**Problem description**
Report each line of the data that has "azotu" somewhere in it.

**Task inputs**
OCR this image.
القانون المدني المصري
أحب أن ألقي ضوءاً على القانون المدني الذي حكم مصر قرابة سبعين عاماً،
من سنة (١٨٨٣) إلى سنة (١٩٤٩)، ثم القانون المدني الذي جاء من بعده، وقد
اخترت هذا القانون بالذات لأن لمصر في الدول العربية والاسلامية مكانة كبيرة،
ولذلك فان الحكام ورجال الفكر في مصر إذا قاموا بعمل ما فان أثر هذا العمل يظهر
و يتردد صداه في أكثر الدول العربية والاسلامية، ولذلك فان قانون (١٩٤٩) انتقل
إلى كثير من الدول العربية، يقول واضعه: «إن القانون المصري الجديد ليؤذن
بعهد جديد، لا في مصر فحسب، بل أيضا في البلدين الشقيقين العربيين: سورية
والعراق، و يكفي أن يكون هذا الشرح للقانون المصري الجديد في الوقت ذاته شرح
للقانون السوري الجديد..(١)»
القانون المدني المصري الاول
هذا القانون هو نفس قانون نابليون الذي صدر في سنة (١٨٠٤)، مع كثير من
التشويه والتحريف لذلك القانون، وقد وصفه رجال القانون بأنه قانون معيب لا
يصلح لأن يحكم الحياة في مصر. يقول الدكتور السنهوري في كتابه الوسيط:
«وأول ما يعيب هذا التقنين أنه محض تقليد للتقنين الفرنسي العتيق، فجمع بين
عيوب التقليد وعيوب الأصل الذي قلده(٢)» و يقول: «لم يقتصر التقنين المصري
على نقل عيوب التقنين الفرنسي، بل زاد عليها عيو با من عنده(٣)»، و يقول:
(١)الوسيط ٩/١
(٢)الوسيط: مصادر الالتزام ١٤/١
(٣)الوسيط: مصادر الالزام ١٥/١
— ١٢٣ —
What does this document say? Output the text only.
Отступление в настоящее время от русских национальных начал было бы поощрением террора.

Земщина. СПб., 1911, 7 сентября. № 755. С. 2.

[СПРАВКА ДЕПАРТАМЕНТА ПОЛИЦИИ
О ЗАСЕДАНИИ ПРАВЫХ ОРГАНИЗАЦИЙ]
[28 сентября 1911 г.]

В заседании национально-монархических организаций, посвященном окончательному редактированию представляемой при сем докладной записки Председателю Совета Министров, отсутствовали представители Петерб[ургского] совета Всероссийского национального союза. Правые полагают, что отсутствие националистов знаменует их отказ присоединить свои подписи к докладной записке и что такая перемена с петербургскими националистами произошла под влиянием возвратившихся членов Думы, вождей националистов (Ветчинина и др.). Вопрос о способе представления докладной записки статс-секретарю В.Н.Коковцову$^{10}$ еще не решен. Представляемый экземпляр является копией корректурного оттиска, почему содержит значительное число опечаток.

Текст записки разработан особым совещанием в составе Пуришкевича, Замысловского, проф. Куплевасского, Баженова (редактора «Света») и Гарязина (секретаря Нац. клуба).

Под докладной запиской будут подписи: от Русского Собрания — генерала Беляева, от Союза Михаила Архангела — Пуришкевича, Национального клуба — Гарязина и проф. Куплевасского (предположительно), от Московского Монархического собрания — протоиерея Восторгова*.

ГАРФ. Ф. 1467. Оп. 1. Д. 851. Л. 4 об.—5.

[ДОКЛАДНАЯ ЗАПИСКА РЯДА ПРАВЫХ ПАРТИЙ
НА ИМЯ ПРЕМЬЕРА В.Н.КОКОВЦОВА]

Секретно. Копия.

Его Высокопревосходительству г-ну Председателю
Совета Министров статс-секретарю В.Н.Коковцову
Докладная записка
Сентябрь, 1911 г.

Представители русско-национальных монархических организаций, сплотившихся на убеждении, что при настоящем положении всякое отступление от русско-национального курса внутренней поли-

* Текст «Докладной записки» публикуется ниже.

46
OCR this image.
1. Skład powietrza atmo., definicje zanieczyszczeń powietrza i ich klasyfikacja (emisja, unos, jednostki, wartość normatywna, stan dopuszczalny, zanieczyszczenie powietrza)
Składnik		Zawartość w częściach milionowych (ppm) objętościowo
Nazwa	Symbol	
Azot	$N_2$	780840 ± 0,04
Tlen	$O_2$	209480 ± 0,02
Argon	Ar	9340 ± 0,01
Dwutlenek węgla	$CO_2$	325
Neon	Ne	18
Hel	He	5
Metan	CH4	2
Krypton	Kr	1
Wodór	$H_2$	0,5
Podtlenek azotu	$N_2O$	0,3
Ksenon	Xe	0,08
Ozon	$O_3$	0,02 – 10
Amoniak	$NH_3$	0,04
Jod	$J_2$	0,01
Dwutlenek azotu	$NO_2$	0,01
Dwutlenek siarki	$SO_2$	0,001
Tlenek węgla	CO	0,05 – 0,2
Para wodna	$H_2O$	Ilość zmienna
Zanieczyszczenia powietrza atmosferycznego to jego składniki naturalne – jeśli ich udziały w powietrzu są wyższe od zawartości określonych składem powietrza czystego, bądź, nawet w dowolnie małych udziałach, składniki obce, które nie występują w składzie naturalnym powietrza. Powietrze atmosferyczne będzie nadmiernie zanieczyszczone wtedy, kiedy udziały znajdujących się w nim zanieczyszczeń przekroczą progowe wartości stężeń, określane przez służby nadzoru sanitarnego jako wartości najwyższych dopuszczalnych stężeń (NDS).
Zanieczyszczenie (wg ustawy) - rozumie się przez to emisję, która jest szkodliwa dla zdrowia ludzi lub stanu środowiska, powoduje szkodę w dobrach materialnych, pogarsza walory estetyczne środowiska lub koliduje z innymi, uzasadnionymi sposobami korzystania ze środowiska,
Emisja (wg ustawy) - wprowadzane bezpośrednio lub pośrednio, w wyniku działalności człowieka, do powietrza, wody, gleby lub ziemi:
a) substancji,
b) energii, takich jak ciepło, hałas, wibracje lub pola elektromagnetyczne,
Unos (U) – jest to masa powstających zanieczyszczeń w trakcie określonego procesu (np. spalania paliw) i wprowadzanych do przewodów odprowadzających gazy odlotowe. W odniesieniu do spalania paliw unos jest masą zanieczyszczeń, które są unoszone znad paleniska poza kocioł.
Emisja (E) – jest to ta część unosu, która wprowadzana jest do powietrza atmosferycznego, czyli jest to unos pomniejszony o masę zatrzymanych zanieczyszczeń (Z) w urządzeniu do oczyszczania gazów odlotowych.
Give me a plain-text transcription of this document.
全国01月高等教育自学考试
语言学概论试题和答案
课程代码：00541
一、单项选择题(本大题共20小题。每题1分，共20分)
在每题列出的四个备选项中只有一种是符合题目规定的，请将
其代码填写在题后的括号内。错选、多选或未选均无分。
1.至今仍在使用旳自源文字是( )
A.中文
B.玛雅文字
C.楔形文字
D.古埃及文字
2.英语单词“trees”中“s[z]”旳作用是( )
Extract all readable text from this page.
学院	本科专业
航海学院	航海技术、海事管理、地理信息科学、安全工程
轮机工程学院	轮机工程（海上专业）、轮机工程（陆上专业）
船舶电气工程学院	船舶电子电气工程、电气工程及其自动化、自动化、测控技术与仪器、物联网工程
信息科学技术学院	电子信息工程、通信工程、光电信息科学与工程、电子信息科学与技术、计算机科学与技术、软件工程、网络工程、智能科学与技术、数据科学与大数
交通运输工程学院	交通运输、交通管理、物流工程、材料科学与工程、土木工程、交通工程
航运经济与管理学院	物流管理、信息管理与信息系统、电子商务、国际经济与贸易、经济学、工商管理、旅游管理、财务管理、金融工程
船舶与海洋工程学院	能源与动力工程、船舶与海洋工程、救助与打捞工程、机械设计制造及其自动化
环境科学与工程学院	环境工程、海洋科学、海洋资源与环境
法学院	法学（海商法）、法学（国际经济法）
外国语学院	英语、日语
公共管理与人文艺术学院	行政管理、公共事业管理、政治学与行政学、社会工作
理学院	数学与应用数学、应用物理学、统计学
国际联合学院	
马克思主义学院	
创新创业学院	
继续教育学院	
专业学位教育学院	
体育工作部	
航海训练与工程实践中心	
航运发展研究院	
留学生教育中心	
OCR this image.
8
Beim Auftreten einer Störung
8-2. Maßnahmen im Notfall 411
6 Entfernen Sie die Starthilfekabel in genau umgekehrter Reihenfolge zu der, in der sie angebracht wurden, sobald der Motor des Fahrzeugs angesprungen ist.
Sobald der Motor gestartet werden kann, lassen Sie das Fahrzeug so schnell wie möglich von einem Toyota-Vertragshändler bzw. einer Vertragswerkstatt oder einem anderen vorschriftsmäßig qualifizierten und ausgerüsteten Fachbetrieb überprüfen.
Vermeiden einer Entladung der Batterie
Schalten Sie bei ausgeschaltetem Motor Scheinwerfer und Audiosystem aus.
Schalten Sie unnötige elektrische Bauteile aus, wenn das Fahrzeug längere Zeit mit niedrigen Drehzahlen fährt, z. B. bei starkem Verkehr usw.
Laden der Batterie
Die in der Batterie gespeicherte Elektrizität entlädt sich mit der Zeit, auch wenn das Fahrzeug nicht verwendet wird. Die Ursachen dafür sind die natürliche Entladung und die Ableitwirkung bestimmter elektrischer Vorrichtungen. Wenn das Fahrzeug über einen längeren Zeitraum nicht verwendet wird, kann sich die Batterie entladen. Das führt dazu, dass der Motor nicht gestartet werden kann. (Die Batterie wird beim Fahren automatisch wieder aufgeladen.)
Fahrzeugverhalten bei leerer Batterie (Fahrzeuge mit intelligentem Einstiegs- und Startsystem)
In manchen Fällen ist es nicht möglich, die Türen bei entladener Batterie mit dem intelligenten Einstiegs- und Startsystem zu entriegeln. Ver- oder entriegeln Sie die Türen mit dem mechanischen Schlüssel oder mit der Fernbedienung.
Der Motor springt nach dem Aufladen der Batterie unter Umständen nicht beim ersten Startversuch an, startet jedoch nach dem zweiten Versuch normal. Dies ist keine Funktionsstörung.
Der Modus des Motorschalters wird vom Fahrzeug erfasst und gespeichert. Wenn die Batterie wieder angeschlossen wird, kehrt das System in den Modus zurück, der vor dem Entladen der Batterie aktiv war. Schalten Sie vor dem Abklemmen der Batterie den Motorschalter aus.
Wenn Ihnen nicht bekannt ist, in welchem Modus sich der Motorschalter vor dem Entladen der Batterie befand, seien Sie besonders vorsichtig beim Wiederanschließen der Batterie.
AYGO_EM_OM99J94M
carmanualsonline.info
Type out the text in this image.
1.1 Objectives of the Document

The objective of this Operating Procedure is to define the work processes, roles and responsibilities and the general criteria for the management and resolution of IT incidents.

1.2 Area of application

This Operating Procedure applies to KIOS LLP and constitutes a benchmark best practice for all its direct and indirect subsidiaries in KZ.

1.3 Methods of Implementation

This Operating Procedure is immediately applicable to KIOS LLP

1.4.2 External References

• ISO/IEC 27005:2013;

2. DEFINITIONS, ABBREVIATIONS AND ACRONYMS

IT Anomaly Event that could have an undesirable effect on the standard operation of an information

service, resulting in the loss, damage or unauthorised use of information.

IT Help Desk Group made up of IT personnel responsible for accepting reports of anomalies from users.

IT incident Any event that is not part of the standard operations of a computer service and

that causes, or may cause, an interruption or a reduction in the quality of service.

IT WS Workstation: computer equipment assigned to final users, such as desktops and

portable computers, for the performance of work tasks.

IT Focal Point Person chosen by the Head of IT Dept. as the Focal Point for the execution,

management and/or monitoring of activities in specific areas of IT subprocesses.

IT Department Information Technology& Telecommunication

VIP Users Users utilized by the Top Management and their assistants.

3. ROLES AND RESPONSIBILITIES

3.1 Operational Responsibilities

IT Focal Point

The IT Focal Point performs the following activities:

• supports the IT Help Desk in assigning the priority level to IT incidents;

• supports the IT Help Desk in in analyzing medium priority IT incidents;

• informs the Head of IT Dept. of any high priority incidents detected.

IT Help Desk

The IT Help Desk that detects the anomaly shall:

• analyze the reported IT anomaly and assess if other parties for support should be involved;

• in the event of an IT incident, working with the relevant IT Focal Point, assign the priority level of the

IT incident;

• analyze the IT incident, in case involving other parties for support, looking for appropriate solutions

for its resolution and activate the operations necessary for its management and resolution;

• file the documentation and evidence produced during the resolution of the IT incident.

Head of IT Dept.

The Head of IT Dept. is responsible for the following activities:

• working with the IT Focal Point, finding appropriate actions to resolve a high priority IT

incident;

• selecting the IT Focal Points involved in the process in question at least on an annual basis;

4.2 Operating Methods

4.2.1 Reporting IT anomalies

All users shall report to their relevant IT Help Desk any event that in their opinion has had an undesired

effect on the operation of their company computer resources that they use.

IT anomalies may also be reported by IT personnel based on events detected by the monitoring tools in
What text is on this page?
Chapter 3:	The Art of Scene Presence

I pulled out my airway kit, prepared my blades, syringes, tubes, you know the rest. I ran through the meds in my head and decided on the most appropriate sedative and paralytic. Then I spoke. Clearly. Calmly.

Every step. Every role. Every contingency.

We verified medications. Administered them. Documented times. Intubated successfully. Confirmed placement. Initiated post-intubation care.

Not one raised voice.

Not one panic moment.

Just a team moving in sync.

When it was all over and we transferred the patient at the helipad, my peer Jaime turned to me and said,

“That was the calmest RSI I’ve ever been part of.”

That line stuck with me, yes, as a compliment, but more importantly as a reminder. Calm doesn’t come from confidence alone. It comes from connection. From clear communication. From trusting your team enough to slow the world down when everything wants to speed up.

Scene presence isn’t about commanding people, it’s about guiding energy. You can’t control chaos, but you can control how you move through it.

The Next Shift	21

**Right answer**
Podtlenek azotu	$N_2O$	0,3
Dwutlenek azotu	$NO_2$	0,01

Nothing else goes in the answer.